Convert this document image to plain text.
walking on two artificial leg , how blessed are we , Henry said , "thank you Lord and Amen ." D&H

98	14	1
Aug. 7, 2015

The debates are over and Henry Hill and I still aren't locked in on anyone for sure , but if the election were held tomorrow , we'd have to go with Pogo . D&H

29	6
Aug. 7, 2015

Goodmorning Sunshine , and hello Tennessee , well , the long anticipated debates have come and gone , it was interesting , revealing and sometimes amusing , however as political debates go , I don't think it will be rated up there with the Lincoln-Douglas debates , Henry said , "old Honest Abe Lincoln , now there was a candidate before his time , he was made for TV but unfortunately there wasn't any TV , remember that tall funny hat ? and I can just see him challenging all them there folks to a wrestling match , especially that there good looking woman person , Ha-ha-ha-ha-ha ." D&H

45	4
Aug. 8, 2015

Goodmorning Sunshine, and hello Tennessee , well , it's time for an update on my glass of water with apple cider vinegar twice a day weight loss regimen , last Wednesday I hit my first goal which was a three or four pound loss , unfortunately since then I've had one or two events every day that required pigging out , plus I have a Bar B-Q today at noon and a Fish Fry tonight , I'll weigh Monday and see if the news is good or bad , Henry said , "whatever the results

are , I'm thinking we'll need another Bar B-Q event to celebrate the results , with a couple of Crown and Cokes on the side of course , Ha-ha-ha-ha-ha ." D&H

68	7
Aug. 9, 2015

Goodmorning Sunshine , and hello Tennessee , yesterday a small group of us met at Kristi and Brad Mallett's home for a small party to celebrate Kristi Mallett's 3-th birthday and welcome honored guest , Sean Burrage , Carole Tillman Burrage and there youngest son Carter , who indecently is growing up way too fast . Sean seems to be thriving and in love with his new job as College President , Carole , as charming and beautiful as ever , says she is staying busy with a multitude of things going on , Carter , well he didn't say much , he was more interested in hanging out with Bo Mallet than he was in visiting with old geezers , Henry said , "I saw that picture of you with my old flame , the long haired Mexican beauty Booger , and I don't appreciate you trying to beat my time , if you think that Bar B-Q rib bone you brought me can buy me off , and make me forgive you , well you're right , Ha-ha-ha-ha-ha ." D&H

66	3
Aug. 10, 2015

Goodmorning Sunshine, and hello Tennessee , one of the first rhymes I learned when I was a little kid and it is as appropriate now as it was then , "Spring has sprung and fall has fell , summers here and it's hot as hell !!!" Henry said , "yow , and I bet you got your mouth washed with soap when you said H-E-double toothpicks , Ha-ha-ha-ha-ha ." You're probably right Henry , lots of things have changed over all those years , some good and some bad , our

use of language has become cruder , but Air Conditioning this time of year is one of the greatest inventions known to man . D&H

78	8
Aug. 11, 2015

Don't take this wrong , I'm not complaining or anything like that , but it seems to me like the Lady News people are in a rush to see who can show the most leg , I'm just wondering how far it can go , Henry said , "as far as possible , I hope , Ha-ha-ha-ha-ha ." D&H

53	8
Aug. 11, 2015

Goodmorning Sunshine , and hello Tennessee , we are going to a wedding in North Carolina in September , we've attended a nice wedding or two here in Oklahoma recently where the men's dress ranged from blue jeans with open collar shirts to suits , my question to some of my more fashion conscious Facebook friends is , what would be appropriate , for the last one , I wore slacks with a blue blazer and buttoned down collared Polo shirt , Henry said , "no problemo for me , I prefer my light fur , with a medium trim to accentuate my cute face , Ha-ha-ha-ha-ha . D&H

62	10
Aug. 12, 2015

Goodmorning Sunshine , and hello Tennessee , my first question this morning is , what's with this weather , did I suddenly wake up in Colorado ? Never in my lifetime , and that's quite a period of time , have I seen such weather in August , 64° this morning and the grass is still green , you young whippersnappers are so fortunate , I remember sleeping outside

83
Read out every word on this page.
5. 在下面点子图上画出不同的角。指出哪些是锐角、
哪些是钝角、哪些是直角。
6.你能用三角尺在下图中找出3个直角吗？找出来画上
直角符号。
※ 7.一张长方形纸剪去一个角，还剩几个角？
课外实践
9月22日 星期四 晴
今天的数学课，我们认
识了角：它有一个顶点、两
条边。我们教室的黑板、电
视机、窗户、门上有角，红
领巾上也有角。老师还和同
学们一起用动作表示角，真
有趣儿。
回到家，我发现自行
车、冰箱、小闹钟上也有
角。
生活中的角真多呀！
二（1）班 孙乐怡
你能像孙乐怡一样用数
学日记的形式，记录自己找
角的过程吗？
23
---+---
WHAT YOU WILL DO »
Please quote exactly the lines from the one containing "Read out every word on this page." through the last line of the records above, both included, and nothing else.

RESPONSE TO THE TASK »
Read out every word on this page.
5. 在下面点子图上画出不同的角。指出哪些是锐角、
哪些是钝角、哪些是直角。
6.你能用三角尺在下图中找出3个直角吗？找出来画上
直角符号。
※ 7.一张长方形纸剪去一个角，还剩几个角？
课外实践
9月22日 星期四 晴
今天的数学课，我们认
识了角：它有一个顶点、两
条边。我们教室的黑板、电
视机、窗户、门上有角，红
领巾上也有角。老师还和同
学们一起用动作表示角，真
有趣儿。
回到家，我发现自行
车、冰箱、小闹钟上也有
角。
生活中的角真多呀！
二（1）班 孙乐怡
你能像孙乐怡一样用数
学日记的形式，记录自己找
角的过程吗？
23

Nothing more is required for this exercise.